EXERCISE DESCRIPTION:
State the count of lines below in which the word "properties" appears, and add nothing.

GIVEN DATA:
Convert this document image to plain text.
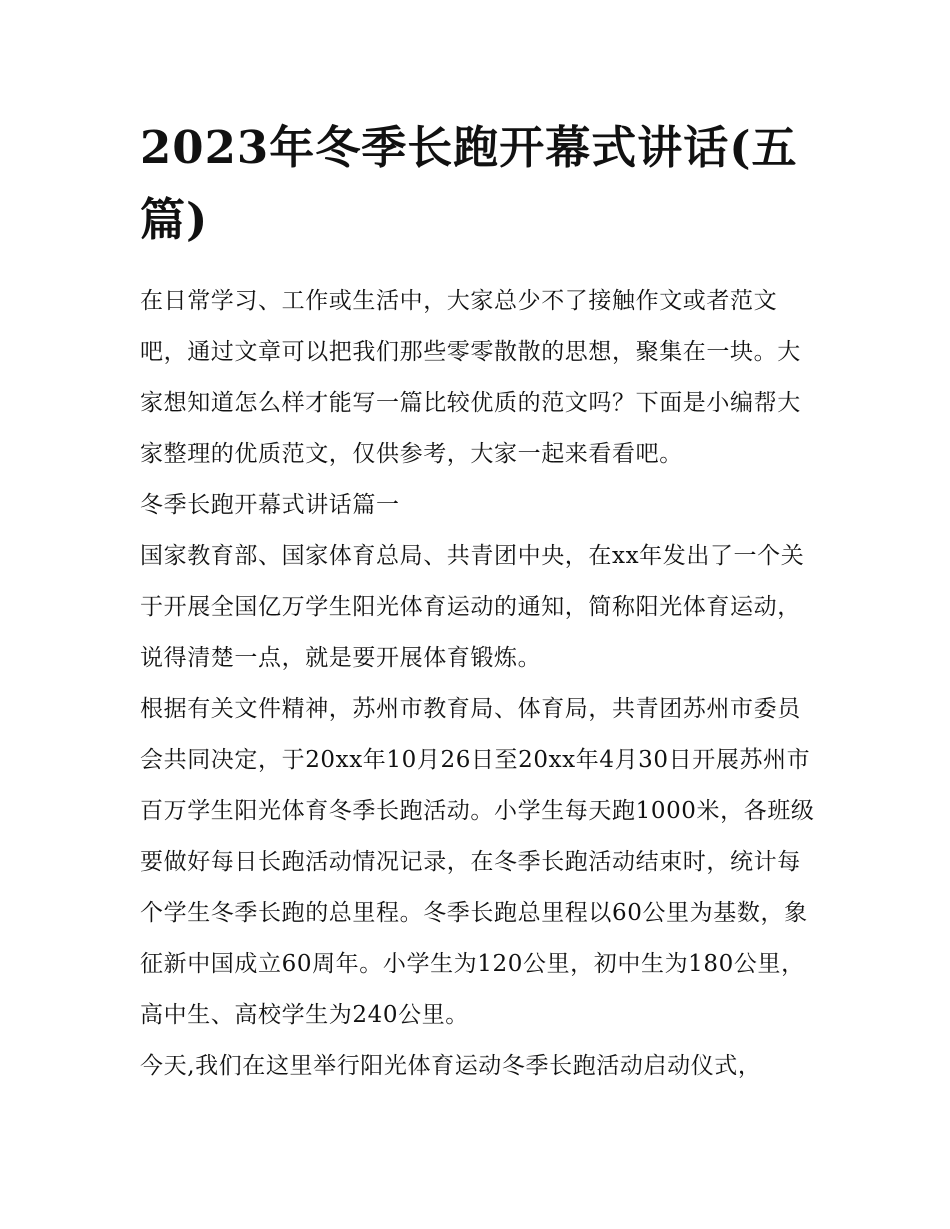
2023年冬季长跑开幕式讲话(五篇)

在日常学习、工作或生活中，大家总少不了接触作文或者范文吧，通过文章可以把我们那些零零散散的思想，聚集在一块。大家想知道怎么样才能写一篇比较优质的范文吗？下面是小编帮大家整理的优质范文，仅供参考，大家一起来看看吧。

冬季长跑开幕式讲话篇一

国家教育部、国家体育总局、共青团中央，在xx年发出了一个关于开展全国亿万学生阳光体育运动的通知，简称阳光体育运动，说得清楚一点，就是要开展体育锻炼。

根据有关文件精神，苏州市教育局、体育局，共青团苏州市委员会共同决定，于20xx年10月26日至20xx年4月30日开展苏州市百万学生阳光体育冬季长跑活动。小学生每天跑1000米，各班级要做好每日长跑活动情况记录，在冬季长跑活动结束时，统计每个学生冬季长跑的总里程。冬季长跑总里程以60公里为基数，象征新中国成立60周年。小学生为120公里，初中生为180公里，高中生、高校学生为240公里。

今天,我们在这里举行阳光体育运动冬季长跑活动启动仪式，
==
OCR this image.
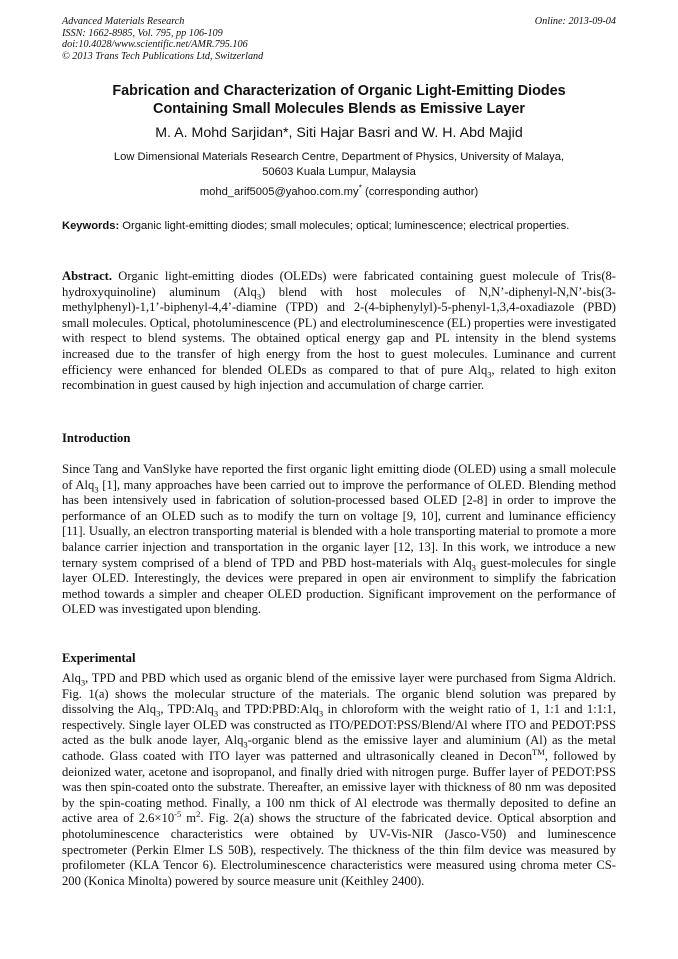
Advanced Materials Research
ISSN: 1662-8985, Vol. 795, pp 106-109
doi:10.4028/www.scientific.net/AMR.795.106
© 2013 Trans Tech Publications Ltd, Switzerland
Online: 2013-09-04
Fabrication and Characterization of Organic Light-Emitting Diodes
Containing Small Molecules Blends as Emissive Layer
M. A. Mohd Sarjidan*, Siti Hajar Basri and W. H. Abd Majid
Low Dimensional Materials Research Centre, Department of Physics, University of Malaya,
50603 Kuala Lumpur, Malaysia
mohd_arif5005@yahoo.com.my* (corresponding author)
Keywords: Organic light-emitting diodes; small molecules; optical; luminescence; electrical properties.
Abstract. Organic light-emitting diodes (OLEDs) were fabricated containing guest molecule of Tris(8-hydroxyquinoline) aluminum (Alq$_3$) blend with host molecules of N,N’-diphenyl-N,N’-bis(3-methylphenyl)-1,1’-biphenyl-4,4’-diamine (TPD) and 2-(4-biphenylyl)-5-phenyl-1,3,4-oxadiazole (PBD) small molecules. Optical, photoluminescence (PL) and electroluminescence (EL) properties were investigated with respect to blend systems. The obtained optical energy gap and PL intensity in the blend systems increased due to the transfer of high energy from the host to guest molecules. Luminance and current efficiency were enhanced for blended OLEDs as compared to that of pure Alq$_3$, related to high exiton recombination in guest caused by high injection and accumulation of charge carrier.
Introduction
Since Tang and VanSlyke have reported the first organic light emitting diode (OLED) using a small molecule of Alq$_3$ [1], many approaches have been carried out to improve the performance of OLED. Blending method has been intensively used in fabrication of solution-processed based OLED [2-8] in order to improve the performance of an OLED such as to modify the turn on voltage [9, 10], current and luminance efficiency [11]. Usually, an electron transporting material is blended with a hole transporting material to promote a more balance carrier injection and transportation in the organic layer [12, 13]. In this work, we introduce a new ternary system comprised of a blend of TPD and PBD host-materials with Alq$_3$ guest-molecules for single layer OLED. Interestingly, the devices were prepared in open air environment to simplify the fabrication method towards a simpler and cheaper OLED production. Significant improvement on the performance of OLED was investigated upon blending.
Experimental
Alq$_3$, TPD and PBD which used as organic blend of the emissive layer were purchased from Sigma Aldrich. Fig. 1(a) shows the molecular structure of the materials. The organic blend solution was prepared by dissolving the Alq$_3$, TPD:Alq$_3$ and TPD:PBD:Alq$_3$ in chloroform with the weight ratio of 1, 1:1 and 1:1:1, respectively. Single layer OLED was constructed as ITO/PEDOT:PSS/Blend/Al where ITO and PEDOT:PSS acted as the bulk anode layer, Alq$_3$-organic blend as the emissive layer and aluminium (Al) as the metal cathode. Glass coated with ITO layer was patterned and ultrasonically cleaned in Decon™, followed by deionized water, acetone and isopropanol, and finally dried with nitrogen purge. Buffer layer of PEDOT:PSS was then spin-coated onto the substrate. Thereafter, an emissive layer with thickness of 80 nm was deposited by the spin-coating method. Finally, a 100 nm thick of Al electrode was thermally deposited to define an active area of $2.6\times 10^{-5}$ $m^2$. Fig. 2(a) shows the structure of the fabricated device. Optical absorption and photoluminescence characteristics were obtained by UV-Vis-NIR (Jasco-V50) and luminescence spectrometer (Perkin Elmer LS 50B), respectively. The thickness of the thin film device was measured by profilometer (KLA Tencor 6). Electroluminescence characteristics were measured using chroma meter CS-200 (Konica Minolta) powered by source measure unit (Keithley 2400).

ANSWER FOR THE TASK:
2